— TASK TO COMPLETE —
Report, as a bare number, how many lines contain the string "Bitcoin".

— RECORDS FOR PROCESSING —
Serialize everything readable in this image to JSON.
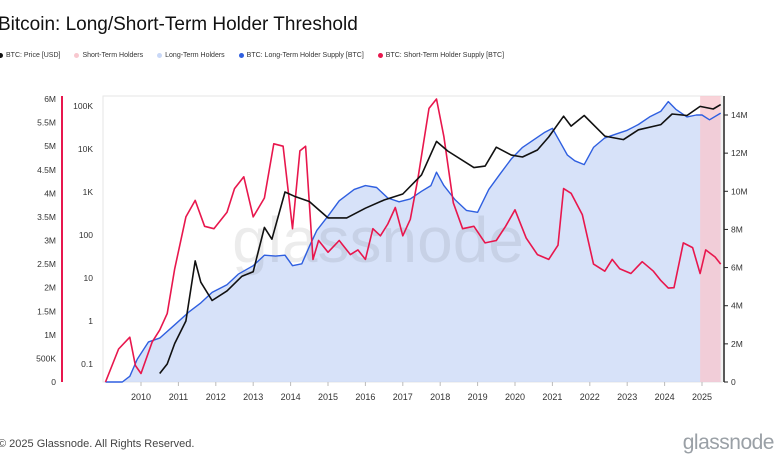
{
  "title": "Bitcoin: Long/Short-Term Holder Threshold",
  "legend": [
    {
      "label": "BTC: Price [USD]",
      "color": "#111111"
    },
    {
      "label": "Short-Term Holders",
      "color": "#f8c8cf"
    },
    {
      "label": "Long-Term Holders",
      "color": "#c9d8f7"
    },
    {
      "label": "BTC: Long-Term Holder Supply [BTC]",
      "color": "#2f5fe0"
    },
    {
      "label": "BTC: Short-Term Holder Supply [BTC]",
      "color": "#e8174d"
    }
  ],
  "footer": "© 2025 Glassnode. All Rights Reserved.",
  "brand": "glassnode",
  "watermark": "glassnode",
  "chart_data": {
    "type": "line",
    "title": "Bitcoin: Long/Short-Term Holder Threshold",
    "x_ticks": [
      "2010",
      "2011",
      "2012",
      "2013",
      "2014",
      "2015",
      "2016",
      "2017",
      "2018",
      "2019",
      "2020",
      "2021",
      "2022",
      "2023",
      "2024",
      "2025"
    ],
    "axes": {
      "left_outer": {
        "ticks": [
          "0",
          "500K",
          "1M",
          "1.5M",
          "2M",
          "2.5M",
          "3M",
          "3.5M",
          "4M",
          "4.5M",
          "5M",
          "5.5M",
          "6M"
        ],
        "range": [
          0,
          6000000
        ],
        "series": "BTC: Short-Term Holder Supply [BTC]"
      },
      "left_inner": {
        "ticks": [
          "0.1",
          "1",
          "10",
          "100",
          "1K",
          "10K",
          "100K"
        ],
        "scale": "log",
        "series": "BTC: Price [USD]"
      },
      "right": {
        "ticks": [
          "0",
          "2M",
          "4M",
          "6M",
          "8M",
          "10M",
          "12M",
          "14M"
        ],
        "range": [
          0,
          14700000
        ],
        "series": "BTC: Long-Term Holder Supply [BTC]"
      }
    },
    "grid": false,
    "legend_position": "top-left",
    "series": [
      {
        "name": "BTC: Price [USD]",
        "color": "#111111",
        "axis": "left_inner",
        "x": [
          2010.5,
          2010.7,
          2010.9,
          2011.2,
          2011.45,
          2011.6,
          2011.9,
          2012.3,
          2012.7,
          2013.0,
          2013.3,
          2013.5,
          2013.85,
          2014.1,
          2014.5,
          2015.0,
          2015.5,
          2016.0,
          2016.5,
          2017.0,
          2017.5,
          2017.9,
          2018.2,
          2018.9,
          2019.2,
          2019.5,
          2019.9,
          2020.2,
          2020.6,
          2020.9,
          2021.3,
          2021.5,
          2021.85,
          2022.4,
          2022.9,
          2023.3,
          2023.9,
          2024.2,
          2024.6,
          2024.95,
          2025.3,
          2025.5
        ],
        "y": [
          0.06,
          0.1,
          0.3,
          1,
          25,
          8,
          3,
          5,
          11,
          14,
          150,
          80,
          1000,
          800,
          600,
          250,
          250,
          420,
          650,
          900,
          2500,
          15000,
          9000,
          3700,
          4000,
          11000,
          7200,
          6500,
          9500,
          19000,
          58000,
          34000,
          60000,
          20000,
          16500,
          28000,
          37000,
          65000,
          60000,
          98000,
          85000,
          108000
        ]
      },
      {
        "name": "BTC: Short-Term Holder Supply [BTC]",
        "color": "#e8174d",
        "axis": "left_outer",
        "x": [
          2009.05,
          2009.4,
          2009.7,
          2009.85,
          2010.0,
          2010.3,
          2010.5,
          2010.7,
          2010.9,
          2011.2,
          2011.45,
          2011.7,
          2011.95,
          2012.3,
          2012.5,
          2012.75,
          2013.0,
          2013.3,
          2013.55,
          2013.8,
          2014.05,
          2014.25,
          2014.4,
          2014.6,
          2014.75,
          2015.0,
          2015.3,
          2015.6,
          2015.8,
          2016.0,
          2016.2,
          2016.4,
          2016.6,
          2016.8,
          2017.0,
          2017.2,
          2017.4,
          2017.7,
          2017.9,
          2018.1,
          2018.35,
          2018.6,
          2018.9,
          2019.2,
          2019.5,
          2019.75,
          2020.0,
          2020.3,
          2020.6,
          2020.9,
          2021.15,
          2021.3,
          2021.5,
          2021.8,
          2022.1,
          2022.4,
          2022.6,
          2022.8,
          2023.1,
          2023.4,
          2023.7,
          2023.9,
          2024.1,
          2024.25,
          2024.5,
          2024.75,
          2024.95,
          2025.1,
          2025.35,
          2025.5
        ],
        "y": [
          0,
          700000,
          950000,
          350000,
          180000,
          850000,
          1100000,
          1450000,
          2400000,
          3500000,
          3850000,
          3300000,
          3250000,
          3600000,
          4100000,
          4350000,
          3500000,
          3900000,
          5050000,
          5000000,
          3250000,
          4900000,
          5000000,
          2600000,
          3000000,
          2750000,
          3000000,
          2700000,
          2800000,
          2600000,
          3250000,
          3100000,
          3350000,
          3700000,
          3100000,
          3450000,
          4300000,
          5800000,
          6000000,
          5200000,
          3800000,
          3250000,
          3300000,
          2950000,
          3000000,
          3300000,
          3650000,
          3050000,
          2700000,
          2600000,
          2900000,
          4100000,
          4000000,
          3550000,
          2500000,
          2350000,
          2600000,
          2400000,
          2300000,
          2550000,
          2350000,
          2150000,
          1990000,
          2000000,
          2950000,
          2850000,
          2300000,
          2800000,
          2650000,
          2500000
        ]
      },
      {
        "name": "BTC: Long-Term Holder Supply [BTC]",
        "color": "#2f5fe0",
        "axis": "right",
        "x": [
          2009.05,
          2009.5,
          2009.7,
          2009.9,
          2010.2,
          2010.5,
          2010.9,
          2011.3,
          2011.6,
          2011.9,
          2012.3,
          2012.6,
          2013.0,
          2013.3,
          2013.6,
          2013.85,
          2014.05,
          2014.3,
          2014.5,
          2014.7,
          2015.0,
          2015.3,
          2015.7,
          2016.0,
          2016.3,
          2016.6,
          2016.9,
          2017.2,
          2017.5,
          2017.75,
          2017.9,
          2018.1,
          2018.4,
          2018.7,
          2019.0,
          2019.3,
          2019.6,
          2019.9,
          2020.2,
          2020.5,
          2020.8,
          2021.0,
          2021.2,
          2021.4,
          2021.6,
          2021.85,
          2022.1,
          2022.4,
          2022.7,
          2023.0,
          2023.3,
          2023.6,
          2023.9,
          2024.1,
          2024.3,
          2024.6,
          2024.85,
          2025.0,
          2025.2,
          2025.5
        ],
        "y": [
          0,
          0,
          300000,
          1200000,
          2100000,
          2300000,
          3000000,
          3700000,
          4150000,
          4700000,
          5100000,
          5650000,
          6100000,
          6650000,
          6600000,
          6650000,
          6100000,
          6200000,
          7100000,
          7950000,
          8700000,
          9500000,
          10100000,
          10300000,
          10200000,
          9650000,
          9450000,
          9600000,
          10000000,
          10300000,
          11000000,
          10300000,
          9550000,
          9000000,
          8900000,
          10100000,
          10900000,
          11700000,
          12300000,
          12700000,
          13100000,
          13300000,
          12600000,
          11900000,
          11600000,
          11400000,
          12300000,
          12800000,
          13000000,
          13200000,
          13500000,
          13900000,
          14200000,
          14700000,
          14300000,
          13900000,
          14000000,
          14000000,
          13750000,
          14100000
        ]
      }
    ],
    "shaded_regions": [
      {
        "name": "Long-Term Holders",
        "color": "#c9d8f7",
        "from": 2009.05,
        "to": 2025.5
      },
      {
        "name": "Short-Term Holders",
        "color": "#f8c8cf",
        "from": 2024.95,
        "to": 2025.5
      }
    ]
  }
}
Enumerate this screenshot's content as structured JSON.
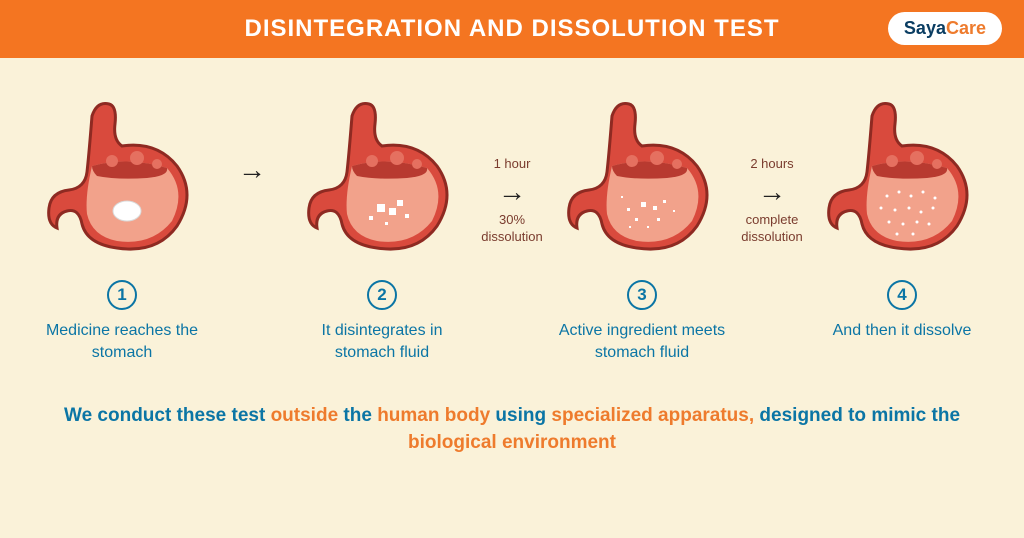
{
  "header": {
    "title": "DISINTEGRATION AND DISSOLUTION TEST",
    "bg_color": "#f47521",
    "title_color": "#ffffff",
    "title_fontsize": 24
  },
  "logo": {
    "part1": "Saya",
    "part2": "Care",
    "part1_color": "#0a3d62",
    "part2_color": "#ee7b2d",
    "bg_color": "#ffffff"
  },
  "page_bg": "#faf2d9",
  "stomach_style": {
    "outer_fill": "#d94a3d",
    "outer_stroke": "#8e2a22",
    "fluid_fill": "#f2a28b",
    "fluid_dark": "#b83a30",
    "bubble_fill": "#e57060"
  },
  "stages": [
    {
      "num": "1",
      "caption": "Medicine reaches the stomach",
      "particles": "tablet"
    },
    {
      "num": "2",
      "caption": "It disintegrates in stomach fluid",
      "particles": "chunks"
    },
    {
      "num": "3",
      "caption": "Active ingredient meets stomach fluid",
      "particles": "small"
    },
    {
      "num": "4",
      "caption": "And then it dissolve",
      "particles": "dots"
    }
  ],
  "arrows": [
    {
      "top": "",
      "bottom": ""
    },
    {
      "top": "1 hour",
      "bottom": "30% dissolution"
    },
    {
      "top": "2 hours",
      "bottom": "complete dissolution"
    }
  ],
  "step_circle": {
    "border_color": "#0b75a5",
    "text_color": "#0b75a5",
    "fontsize": 17
  },
  "caption_style": {
    "color": "#0b75a5",
    "fontsize": 16
  },
  "arrow_label_style": {
    "color": "#7a3c2e",
    "fontsize": 13
  },
  "footer": {
    "segments": [
      {
        "t": "We conduct these test ",
        "hl": false
      },
      {
        "t": "outside",
        "hl": true
      },
      {
        "t": " the ",
        "hl": false
      },
      {
        "t": "human body",
        "hl": true
      },
      {
        "t": " using ",
        "hl": false
      },
      {
        "t": "specialized apparatus,",
        "hl": true
      },
      {
        "t": " designed to mimic the ",
        "hl": false
      },
      {
        "t": "biological environment",
        "hl": true
      }
    ],
    "base_color": "#0b75a5",
    "highlight_color": "#ee7b2d",
    "fontsize": 19
  }
}
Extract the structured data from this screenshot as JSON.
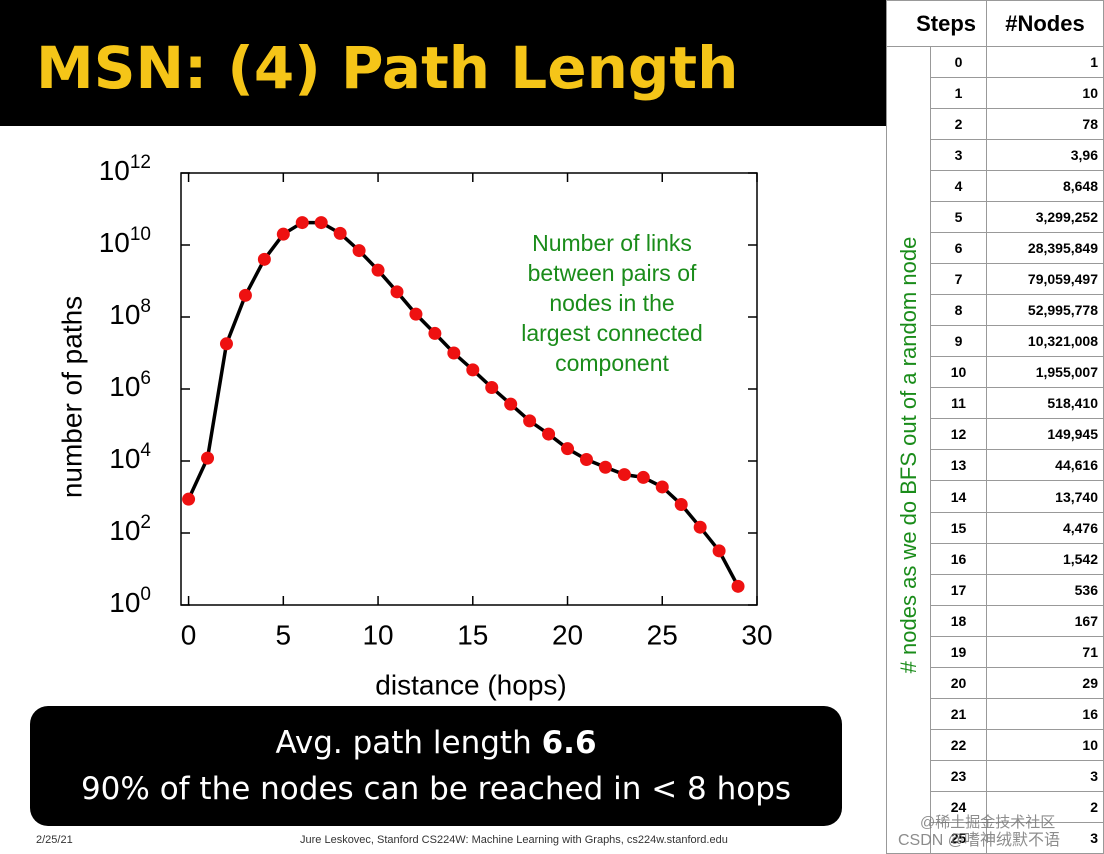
{
  "header": {
    "title": "MSN: (4) Path Length"
  },
  "chart_data": {
    "type": "line",
    "log_y": true,
    "x_label": "distance (hops)",
    "y_label": "number of paths",
    "annotation": [
      "Number of links",
      "between pairs of",
      "nodes in the",
      "largest connected",
      "component"
    ],
    "annotation_color": "#1a8c1a",
    "x": [
      0,
      1,
      2,
      3,
      4,
      5,
      6,
      7,
      8,
      9,
      10,
      11,
      12,
      13,
      14,
      15,
      16,
      17,
      18,
      19,
      20,
      21,
      22,
      23,
      24,
      25,
      26,
      27,
      28,
      29
    ],
    "series": [
      {
        "name": "paths",
        "color": "#000000",
        "marker_color": "#ee1111",
        "values": [
          870,
          12000,
          18000000,
          400000000,
          4000000000,
          20000000000,
          42000000000,
          42000000000,
          21000000000,
          7000000000,
          2000000000,
          500000000,
          120000000,
          35000000,
          10000000,
          3400000,
          1100000,
          380000,
          130000,
          56000,
          22000,
          11000,
          6700,
          4200,
          3500,
          1900,
          620,
          145,
          32,
          3.3
        ]
      }
    ],
    "xlim": [
      -0.4,
      30
    ],
    "xticks": [
      0,
      5,
      10,
      15,
      20,
      25,
      30
    ],
    "ylim": [
      1,
      1000000000000
    ],
    "yticks": [
      {
        "value": 1,
        "label": "10",
        "sup": "0"
      },
      {
        "value": 100,
        "label": "10",
        "sup": "2"
      },
      {
        "value": 10000,
        "label": "10",
        "sup": "4"
      },
      {
        "value": 1000000,
        "label": "10",
        "sup": "6"
      },
      {
        "value": 100000000,
        "label": "10",
        "sup": "8"
      },
      {
        "value": 10000000000,
        "label": "10",
        "sup": "10"
      },
      {
        "value": 1000000000000,
        "label": "10",
        "sup": "12"
      }
    ]
  },
  "callout": {
    "line1": "Avg. path length ",
    "line1_bold": "6.6",
    "line2": "90% of the nodes can be reached in < 8 hops"
  },
  "table": {
    "side_label": "# nodes as we do BFS out of a random node",
    "headers": [
      "Steps",
      "#Nodes"
    ],
    "rows": [
      [
        "0",
        "1"
      ],
      [
        "1",
        "10"
      ],
      [
        "2",
        "78"
      ],
      [
        "3",
        "3,96"
      ],
      [
        "4",
        "8,648"
      ],
      [
        "5",
        "3,299,252"
      ],
      [
        "6",
        "28,395,849"
      ],
      [
        "7",
        "79,059,497"
      ],
      [
        "8",
        "52,995,778"
      ],
      [
        "9",
        "10,321,008"
      ],
      [
        "10",
        "1,955,007"
      ],
      [
        "11",
        "518,410"
      ],
      [
        "12",
        "149,945"
      ],
      [
        "13",
        "44,616"
      ],
      [
        "14",
        "13,740"
      ],
      [
        "15",
        "4,476"
      ],
      [
        "16",
        "1,542"
      ],
      [
        "17",
        "536"
      ],
      [
        "18",
        "167"
      ],
      [
        "19",
        "71"
      ],
      [
        "20",
        "29"
      ],
      [
        "21",
        "16"
      ],
      [
        "22",
        "10"
      ],
      [
        "23",
        "3"
      ],
      [
        "24",
        "2"
      ],
      [
        "25",
        "3"
      ]
    ]
  },
  "footer": {
    "date": "2/25/21",
    "credit": "Jure Leskovec, Stanford CS224W: Machine Learning with Graphs, cs224w.stanford.edu"
  },
  "watermark": [
    "@稀土掘金技术社区",
    "CSDN @嗜神绒默不语"
  ]
}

— THE OUTPUT —
2